## START

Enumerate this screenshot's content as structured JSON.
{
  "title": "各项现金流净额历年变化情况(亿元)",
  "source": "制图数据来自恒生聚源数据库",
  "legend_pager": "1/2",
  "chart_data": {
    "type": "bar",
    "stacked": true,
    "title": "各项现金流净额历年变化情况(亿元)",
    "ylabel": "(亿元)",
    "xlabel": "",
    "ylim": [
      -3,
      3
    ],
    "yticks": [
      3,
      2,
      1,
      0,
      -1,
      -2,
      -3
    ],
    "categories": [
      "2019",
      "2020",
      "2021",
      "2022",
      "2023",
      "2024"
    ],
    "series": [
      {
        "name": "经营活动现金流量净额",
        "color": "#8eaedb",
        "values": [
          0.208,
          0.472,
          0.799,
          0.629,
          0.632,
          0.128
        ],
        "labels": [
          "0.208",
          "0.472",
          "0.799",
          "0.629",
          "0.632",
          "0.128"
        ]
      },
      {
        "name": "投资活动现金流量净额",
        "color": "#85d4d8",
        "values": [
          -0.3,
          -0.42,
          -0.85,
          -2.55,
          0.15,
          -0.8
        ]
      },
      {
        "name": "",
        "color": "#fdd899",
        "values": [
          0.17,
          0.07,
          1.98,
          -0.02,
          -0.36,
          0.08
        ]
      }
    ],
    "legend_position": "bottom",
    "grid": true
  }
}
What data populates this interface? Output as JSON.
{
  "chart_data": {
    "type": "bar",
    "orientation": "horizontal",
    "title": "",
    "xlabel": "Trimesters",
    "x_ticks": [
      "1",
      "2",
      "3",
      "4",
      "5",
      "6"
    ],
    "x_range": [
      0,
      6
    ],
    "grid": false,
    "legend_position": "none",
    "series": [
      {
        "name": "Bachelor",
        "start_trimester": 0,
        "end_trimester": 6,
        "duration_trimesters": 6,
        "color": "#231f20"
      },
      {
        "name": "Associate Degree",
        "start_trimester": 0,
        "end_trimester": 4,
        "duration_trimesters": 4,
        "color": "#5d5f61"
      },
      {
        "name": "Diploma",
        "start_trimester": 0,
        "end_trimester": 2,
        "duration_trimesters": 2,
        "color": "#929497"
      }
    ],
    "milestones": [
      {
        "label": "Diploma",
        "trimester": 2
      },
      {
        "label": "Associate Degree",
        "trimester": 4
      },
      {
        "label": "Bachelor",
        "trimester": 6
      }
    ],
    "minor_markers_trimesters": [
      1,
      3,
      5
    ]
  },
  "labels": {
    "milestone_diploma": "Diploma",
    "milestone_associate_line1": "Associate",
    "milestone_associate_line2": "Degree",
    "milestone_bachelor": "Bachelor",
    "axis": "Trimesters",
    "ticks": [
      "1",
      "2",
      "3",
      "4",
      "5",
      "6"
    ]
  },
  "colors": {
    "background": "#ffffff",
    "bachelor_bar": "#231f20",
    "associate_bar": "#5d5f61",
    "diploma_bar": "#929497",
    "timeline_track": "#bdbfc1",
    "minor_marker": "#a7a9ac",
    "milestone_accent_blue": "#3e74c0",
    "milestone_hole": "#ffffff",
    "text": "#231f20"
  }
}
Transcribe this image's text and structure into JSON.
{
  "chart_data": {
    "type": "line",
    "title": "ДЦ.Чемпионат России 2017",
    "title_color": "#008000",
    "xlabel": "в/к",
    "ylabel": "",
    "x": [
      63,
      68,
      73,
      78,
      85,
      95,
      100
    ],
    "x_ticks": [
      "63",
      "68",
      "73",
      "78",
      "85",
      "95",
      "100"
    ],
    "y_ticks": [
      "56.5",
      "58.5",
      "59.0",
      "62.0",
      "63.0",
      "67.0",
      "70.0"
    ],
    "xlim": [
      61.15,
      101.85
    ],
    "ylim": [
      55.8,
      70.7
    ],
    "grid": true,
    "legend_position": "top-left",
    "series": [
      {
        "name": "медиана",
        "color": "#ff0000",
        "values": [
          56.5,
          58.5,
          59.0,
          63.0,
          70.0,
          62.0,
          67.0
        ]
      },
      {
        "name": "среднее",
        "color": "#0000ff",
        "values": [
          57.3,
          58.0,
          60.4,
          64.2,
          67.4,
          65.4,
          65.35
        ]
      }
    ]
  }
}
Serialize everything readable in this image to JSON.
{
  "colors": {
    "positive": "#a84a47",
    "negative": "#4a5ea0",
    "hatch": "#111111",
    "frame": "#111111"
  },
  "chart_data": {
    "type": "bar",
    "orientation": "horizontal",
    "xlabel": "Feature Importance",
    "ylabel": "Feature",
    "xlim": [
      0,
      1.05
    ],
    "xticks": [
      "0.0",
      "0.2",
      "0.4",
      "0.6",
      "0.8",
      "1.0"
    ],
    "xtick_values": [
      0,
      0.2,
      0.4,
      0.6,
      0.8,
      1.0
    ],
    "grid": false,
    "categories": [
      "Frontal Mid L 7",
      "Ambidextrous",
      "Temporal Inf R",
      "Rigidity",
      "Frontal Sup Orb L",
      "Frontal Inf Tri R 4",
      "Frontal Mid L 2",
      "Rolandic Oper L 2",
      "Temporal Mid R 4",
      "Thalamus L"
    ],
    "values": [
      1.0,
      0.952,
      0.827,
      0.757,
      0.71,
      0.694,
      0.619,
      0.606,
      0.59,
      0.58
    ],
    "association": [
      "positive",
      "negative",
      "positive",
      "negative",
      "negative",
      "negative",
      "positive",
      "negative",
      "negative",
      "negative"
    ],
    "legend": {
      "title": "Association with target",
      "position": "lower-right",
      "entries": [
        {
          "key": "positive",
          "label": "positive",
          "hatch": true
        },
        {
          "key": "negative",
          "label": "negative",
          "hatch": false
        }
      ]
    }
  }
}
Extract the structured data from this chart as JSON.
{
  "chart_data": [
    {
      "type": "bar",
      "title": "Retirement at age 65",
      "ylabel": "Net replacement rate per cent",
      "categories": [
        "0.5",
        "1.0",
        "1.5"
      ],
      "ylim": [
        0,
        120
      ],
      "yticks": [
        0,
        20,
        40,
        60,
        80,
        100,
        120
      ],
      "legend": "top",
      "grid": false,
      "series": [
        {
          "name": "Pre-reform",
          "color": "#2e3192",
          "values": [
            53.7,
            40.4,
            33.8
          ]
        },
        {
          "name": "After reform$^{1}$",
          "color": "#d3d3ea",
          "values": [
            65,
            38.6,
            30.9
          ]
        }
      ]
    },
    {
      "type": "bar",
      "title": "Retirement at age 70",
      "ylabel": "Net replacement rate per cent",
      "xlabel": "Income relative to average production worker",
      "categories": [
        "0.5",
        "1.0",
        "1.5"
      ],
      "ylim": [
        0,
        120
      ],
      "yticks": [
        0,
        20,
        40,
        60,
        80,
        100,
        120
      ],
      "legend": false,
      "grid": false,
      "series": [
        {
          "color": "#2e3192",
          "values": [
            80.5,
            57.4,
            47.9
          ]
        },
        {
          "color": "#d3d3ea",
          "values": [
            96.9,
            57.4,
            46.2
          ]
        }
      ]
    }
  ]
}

## END

● Task
Make an exact copy of the material above.

● Response below
Enumerate this screenshot's content as structured JSON.
{
  "title": "各项现金流净额历年变化情况(亿元)",
  "source": "制图数据来自恒生聚源数据库",
  "legend_pager": "1/2",
  "chart_data": {
    "type": "bar",
    "stacked": true,
    "title": "各项现金流净额历年变化情况(亿元)",
    "ylabel": "(亿元)",
    "xlabel": "",
    "ylim": [
      -3,
      3
    ],
    "yticks": [
      3,
      2,
      1,
      0,
      -1,
      -2,
      -3
    ],
    "categories": [
      "2019",
      "2020",
      "2021",
      "2022",
      "2023",
      "2024"
    ],
    "series": [
      {
        "name": "经营活动现金流量净额",
        "color": "#8eaedb",
        "values": [
          0.208,
          0.472,
          0.799,
          0.629,
          0.632,
          0.128
        ],
        "labels": [
          "0.208",
          "0.472",
          "0.799",
          "0.629",
          "0.632",
          "0.128"
        ]
      },
      {
        "name": "投资活动现金流量净额",
        "color": "#85d4d8",
        "values": [
          -0.3,
          -0.42,
          -0.85,
          -2.55,
          0.15,
          -0.8
        ]
      },
      {
        "name": "",
        "color": "#fdd899",
        "values": [
          0.17,
          0.07,
          1.98,
          -0.02,
          -0.36,
          0.08
        ]
      }
    ],
    "legend_position": "bottom",
    "grid": true
  }
}
What data populates this interface? Output as JSON.
{
  "chart_data": {
    "type": "bar",
    "orientation": "horizontal",
    "title": "",
    "xlabel": "Trimesters",
    "x_ticks": [
      "1",
      "2",
      "3",
      "4",
      "5",
      "6"
    ],
    "x_range": [
      0,
      6
    ],
    "grid": false,
    "legend_position": "none",
    "series": [
      {
        "name": "Bachelor",
        "start_trimester": 0,
        "end_trimester": 6,
        "duration_trimesters": 6,
        "color": "#231f20"
      },
      {
        "name": "Associate Degree",
        "start_trimester": 0,
        "end_trimester": 4,
        "duration_trimesters": 4,
        "color": "#5d5f61"
      },
      {
        "name": "Diploma",
        "start_trimester": 0,
        "end_trimester": 2,
        "duration_trimesters": 2,
        "color": "#929497"
      }
    ],
    "milestones": [
      {
        "label": "Diploma",
        "trimester": 2
      },
      {
        "label": "Associate Degree",
        "trimester": 4
      },
      {
        "label": "Bachelor",
        "trimester": 6
      }
    ],
    "minor_markers_trimesters": [
      1,
      3,
      5
    ]
  },
  "labels": {
    "milestone_diploma": "Diploma",
    "milestone_associate_line1": "Associate",
    "milestone_associate_line2": "Degree",
    "milestone_bachelor": "Bachelor",
    "axis": "Trimesters",
    "ticks": [
      "1",
      "2",
      "3",
      "4",
      "5",
      "6"
    ]
  },
  "colors": {
    "background": "#ffffff",
    "bachelor_bar": "#231f20",
    "associate_bar": "#5d5f61",
    "diploma_bar": "#929497",
    "timeline_track": "#bdbfc1",
    "minor_marker": "#a7a9ac",
    "milestone_accent_blue": "#3e74c0",
    "milestone_hole": "#ffffff",
    "text": "#231f20"
  }
}
Transcribe this image's text and structure into JSON.
{
  "chart_data": {
    "type": "line",
    "title": "ДЦ.Чемпионат России 2017",
    "title_color": "#008000",
    "xlabel": "в/к",
    "ylabel": "",
    "x": [
      63,
      68,
      73,
      78,
      85,
      95,
      100
    ],
    "x_ticks": [
      "63",
      "68",
      "73",
      "78",
      "85",
      "95",
      "100"
    ],
    "y_ticks": [
      "56.5",
      "58.5",
      "59.0",
      "62.0",
      "63.0",
      "67.0",
      "70.0"
    ],
    "xlim": [
      61.15,
      101.85
    ],
    "ylim": [
      55.8,
      70.7
    ],
    "grid": true,
    "legend_position": "top-left",
    "series": [
      {
        "name": "медиана",
        "color": "#ff0000",
        "values": [
          56.5,
          58.5,
          59.0,
          63.0,
          70.0,
          62.0,
          67.0
        ]
      },
      {
        "name": "среднее",
        "color": "#0000ff",
        "values": [
          57.3,
          58.0,
          60.4,
          64.2,
          67.4,
          65.4,
          65.35
        ]
      }
    ]
  }
}
Serialize everything readable in this image to JSON.
{
  "colors": {
    "positive": "#a84a47",
    "negative": "#4a5ea0",
    "hatch": "#111111",
    "frame": "#111111"
  },
  "chart_data": {
    "type": "bar",
    "orientation": "horizontal",
    "xlabel": "Feature Importance",
    "ylabel": "Feature",
    "xlim": [
      0,
      1.05
    ],
    "xticks": [
      "0.0",
      "0.2",
      "0.4",
      "0.6",
      "0.8",
      "1.0"
    ],
    "xtick_values": [
      0,
      0.2,
      0.4,
      0.6,
      0.8,
      1.0
    ],
    "grid": false,
    "categories": [
      "Frontal Mid L 7",
      "Ambidextrous",
      "Temporal Inf R",
      "Rigidity",
      "Frontal Sup Orb L",
      "Frontal Inf Tri R 4",
      "Frontal Mid L 2",
      "Rolandic Oper L 2",
      "Temporal Mid R 4",
      "Thalamus L"
    ],
    "values": [
      1.0,
      0.952,
      0.827,
      0.757,
      0.71,
      0.694,
      0.619,
      0.606,
      0.59,
      0.58
    ],
    "association": [
      "positive",
      "negative",
      "positive",
      "negative",
      "negative",
      "negative",
      "positive",
      "negative",
      "negative",
      "negative"
    ],
    "legend": {
      "title": "Association with target",
      "position": "lower-right",
      "entries": [
        {
          "key": "positive",
          "label": "positive",
          "hatch": true
        },
        {
          "key": "negative",
          "label": "negative",
          "hatch": false
        }
      ]
    }
  }
}
Extract the structured data from this chart as JSON.
{
  "chart_data": [
    {
      "type": "bar",
      "title": "Retirement at age 65",
      "ylabel": "Net replacement rate per cent",
      "categories": [
        "0.5",
        "1.0",
        "1.5"
      ],
      "ylim": [
        0,
        120
      ],
      "yticks": [
        0,
        20,
        40,
        60,
        80,
        100,
        120
      ],
      "legend": "top",
      "grid": false,
      "series": [
        {
          "name": "Pre-reform",
          "color": "#2e3192",
          "values": [
            53.7,
            40.4,
            33.8
          ]
        },
        {
          "name": "After reform$^{1}$",
          "color": "#d3d3ea",
          "values": [
            65,
            38.6,
            30.9
          ]
        }
      ]
    },
    {
      "type": "bar",
      "title": "Retirement at age 70",
      "ylabel": "Net replacement rate per cent",
      "xlabel": "Income relative to average production worker",
      "categories": [
        "0.5",
        "1.0",
        "1.5"
      ],
      "ylim": [
        0,
        120
      ],
      "yticks": [
        0,
        20,
        40,
        60,
        80,
        100,
        120
      ],
      "legend": false,
      "grid": false,
      "series": [
        {
          "color": "#2e3192",
          "values": [
            80.5,
            57.4,
            47.9
          ]
        },
        {
          "color": "#d3d3ea",
          "values": [
            96.9,
            57.4,
            46.2
          ]
        }
      ]
    }
  ]
}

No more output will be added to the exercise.